* **TASK GOAL**
Rewrite the lines from the first one up to and including the line with "data-point-red <box>764 124 774 134</box>", changing "y-tick-label" to "y-axis-tick-label" and leaving everything else as it is. Give only those lines.

* **DATASET RECORDS**
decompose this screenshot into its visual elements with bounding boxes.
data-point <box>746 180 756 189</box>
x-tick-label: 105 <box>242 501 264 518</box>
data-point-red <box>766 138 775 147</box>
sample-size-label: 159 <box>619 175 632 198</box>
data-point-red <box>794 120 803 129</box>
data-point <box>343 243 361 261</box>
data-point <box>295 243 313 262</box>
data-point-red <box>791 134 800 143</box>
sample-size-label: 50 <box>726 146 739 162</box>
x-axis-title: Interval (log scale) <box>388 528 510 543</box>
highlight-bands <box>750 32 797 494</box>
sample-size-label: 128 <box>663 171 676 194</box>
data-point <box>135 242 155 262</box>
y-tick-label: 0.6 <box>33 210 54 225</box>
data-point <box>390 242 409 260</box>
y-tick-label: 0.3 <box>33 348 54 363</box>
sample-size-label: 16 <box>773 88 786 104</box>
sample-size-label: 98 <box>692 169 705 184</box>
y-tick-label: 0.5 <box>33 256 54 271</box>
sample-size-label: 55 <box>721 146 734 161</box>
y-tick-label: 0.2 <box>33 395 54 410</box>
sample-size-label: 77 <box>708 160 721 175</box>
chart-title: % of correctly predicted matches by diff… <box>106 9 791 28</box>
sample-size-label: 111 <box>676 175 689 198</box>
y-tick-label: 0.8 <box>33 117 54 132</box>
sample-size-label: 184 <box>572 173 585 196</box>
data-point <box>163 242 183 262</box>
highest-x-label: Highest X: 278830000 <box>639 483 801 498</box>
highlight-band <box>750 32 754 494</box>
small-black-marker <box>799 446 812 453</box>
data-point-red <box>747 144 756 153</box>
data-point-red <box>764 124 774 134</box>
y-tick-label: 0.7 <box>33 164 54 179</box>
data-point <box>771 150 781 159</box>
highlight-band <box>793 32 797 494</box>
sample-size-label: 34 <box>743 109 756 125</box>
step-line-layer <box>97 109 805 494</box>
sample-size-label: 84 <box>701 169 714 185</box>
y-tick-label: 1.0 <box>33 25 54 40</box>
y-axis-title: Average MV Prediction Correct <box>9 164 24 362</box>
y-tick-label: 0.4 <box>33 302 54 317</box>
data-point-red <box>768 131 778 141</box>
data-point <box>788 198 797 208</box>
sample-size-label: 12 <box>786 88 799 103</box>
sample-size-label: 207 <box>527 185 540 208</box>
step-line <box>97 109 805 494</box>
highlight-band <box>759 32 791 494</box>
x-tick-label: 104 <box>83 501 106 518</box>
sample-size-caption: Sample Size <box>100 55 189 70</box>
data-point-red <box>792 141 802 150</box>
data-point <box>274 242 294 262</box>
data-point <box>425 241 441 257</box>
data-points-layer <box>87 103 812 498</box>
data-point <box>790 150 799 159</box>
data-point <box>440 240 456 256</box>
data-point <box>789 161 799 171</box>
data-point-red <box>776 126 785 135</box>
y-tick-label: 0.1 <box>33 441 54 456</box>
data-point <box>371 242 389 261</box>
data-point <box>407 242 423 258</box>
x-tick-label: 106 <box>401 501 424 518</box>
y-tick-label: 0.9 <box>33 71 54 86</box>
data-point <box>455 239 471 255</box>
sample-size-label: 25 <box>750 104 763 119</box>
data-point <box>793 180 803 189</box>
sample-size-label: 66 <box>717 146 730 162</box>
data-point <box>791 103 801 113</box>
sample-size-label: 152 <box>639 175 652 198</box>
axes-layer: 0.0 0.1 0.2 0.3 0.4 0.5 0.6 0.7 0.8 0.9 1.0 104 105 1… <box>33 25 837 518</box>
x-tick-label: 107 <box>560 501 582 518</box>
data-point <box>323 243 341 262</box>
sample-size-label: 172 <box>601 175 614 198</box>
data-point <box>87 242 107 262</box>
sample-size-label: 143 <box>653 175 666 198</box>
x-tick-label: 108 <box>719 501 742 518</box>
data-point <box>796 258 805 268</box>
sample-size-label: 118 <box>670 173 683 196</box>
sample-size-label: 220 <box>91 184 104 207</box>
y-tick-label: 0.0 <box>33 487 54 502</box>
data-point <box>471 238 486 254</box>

* **SOLUTION TO THIS PROBLEM**
decompose this screenshot into its visual elements with bounding boxes.
data-point <box>746 180 756 189</box>
x-tick-label: 105 <box>242 501 264 518</box>
data-point-red <box>766 138 775 147</box>
sample-size-label: 159 <box>619 175 632 198</box>
data-point-red <box>794 120 803 129</box>
data-point <box>343 243 361 261</box>
data-point <box>295 243 313 262</box>
data-point-red <box>791 134 800 143</box>
sample-size-label: 50 <box>726 146 739 162</box>
x-axis-title: Interval (log scale) <box>388 528 510 543</box>
highlight-bands <box>750 32 797 494</box>
sample-size-label: 128 <box>663 171 676 194</box>
data-point <box>135 242 155 262</box>
y-axis-tick-label: 0.6 <box>33 210 54 225</box>
data-point <box>390 242 409 260</box>
y-axis-tick-label: 0.3 <box>33 348 54 363</box>
sample-size-label: 16 <box>773 88 786 104</box>
sample-size-label: 98 <box>692 169 705 184</box>
y-axis-tick-label: 0.5 <box>33 256 54 271</box>
sample-size-label: 55 <box>721 146 734 161</box>
y-axis-tick-label: 0.2 <box>33 395 54 410</box>
sample-size-label: 77 <box>708 160 721 175</box>
chart-title: % of correctly predicted matches by diff… <box>106 9 791 28</box>
sample-size-label: 111 <box>676 175 689 198</box>
y-axis-tick-label: 0.8 <box>33 117 54 132</box>
sample-size-label: 184 <box>572 173 585 196</box>
data-point <box>163 242 183 262</box>
highest-x-label: Highest X: 278830000 <box>639 483 801 498</box>
highlight-band <box>750 32 754 494</box>
small-black-marker <box>799 446 812 453</box>
data-point-red <box>747 144 756 153</box>
data-point-red <box>764 124 774 134</box>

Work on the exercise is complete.